▶ Vorliegender Text
------------------------------------------------

Warnung im "Beipackzettel"

Es wird aber eine extra Warnung in die Medikamentenbeschreibung in Bezug auf seltene Blutgerinnseln (Sinusvenenthrombosen) in Hirnvenen bei den möglichen Nebenwirkungen aufgenommen. In Zusammenhang mit diesen "seltenen Fällen" sei die Datenlage noch nicht ausreichend, um sicher zu sagen, ob ein Zusammenhang mit AstraZeneca ausgeschlossen werden kann.

Es sei „unvermeidlich“, dass bei derartigen Impfkampagnen auch seltene Nebenwirkungen auftreten. Bislang seien sieben Millionen Menschen in der EU mit dem AstraZeneca-Vakzin geimpft worden und elf Millionen Menschen in Großbritannien. "Wir haben alle vorhandenen Daten genau evaluiert und werden Impfreaktionen und Nebenwirkungen auch weiterhin engmaschig überwachen."

------------------------------------------------

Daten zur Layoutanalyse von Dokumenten

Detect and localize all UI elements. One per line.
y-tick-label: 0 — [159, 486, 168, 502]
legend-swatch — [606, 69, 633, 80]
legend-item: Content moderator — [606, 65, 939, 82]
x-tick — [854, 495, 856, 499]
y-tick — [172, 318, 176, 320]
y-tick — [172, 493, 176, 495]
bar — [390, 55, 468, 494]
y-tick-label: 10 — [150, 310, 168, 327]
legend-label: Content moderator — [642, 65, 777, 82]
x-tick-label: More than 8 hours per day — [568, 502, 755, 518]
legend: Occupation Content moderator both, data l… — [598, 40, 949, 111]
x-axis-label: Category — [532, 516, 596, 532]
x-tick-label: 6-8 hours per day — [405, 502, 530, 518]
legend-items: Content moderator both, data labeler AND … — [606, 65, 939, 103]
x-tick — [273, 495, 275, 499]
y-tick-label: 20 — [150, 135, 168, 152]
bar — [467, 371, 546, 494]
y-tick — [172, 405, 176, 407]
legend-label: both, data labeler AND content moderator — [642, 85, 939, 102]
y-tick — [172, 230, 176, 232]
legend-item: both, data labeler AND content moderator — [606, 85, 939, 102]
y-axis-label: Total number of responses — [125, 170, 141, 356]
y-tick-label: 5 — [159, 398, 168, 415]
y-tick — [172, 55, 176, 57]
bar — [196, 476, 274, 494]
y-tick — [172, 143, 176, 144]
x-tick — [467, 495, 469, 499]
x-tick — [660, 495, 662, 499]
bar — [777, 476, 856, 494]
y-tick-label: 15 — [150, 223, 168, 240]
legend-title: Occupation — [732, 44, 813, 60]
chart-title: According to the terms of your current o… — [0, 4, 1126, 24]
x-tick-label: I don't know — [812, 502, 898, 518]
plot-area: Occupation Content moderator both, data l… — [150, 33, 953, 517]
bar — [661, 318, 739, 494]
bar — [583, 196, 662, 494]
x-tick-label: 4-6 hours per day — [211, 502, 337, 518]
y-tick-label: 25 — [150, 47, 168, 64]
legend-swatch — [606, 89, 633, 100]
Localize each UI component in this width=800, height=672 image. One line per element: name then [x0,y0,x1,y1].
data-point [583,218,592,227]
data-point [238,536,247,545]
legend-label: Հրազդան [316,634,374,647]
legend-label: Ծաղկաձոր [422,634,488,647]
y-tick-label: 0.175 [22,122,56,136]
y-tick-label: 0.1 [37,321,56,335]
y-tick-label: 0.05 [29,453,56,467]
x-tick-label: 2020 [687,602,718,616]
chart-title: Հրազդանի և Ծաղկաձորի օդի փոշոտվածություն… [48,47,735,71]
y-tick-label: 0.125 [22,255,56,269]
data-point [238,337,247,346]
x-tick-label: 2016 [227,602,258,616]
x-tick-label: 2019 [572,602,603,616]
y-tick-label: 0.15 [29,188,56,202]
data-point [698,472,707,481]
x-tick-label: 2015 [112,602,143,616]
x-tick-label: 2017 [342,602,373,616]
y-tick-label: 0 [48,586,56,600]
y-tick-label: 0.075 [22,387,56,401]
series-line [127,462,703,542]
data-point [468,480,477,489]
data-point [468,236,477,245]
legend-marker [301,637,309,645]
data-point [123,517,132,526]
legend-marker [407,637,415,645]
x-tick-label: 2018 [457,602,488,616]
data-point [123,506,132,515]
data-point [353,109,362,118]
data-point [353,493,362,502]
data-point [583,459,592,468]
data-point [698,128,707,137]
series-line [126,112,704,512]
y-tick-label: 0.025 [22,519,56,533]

------------------------------------------------

▶ Aufgabe 1
Wie viele Menschen wurden laut dem Text zur AstraZeneca-Warnung bislang in Großbritannien mit dem AstraZeneca-Vakzin geimpft?
▶ Aufgabe 2
Schreiben Sie aus dem Text zur AstraZeneca-Warnung alles von „Es wird aber“ bis hin zu „ausgeschlossen werden kann.“ wortgetreu ab.

▶ Schriftliche Lösung 1
Elf Millionen Menschen.

▶ Schriftliche Lösung 2
Es wird aber eine extra Warnung in die Medikamentenbeschreibung in Bezug auf seltene Blutgerinnseln (Sinusvenenthrombosen) in Hirnvenen bei den möglichen Nebenwirkungen aufgenommen. In Zusammenhang mit diesen "seltenen Fällen" sei die Datenlage noch nicht ausreichend, um sicher zu sagen, ob ein Zusammenhang mit AstraZeneca ausgeschlossen werden kann.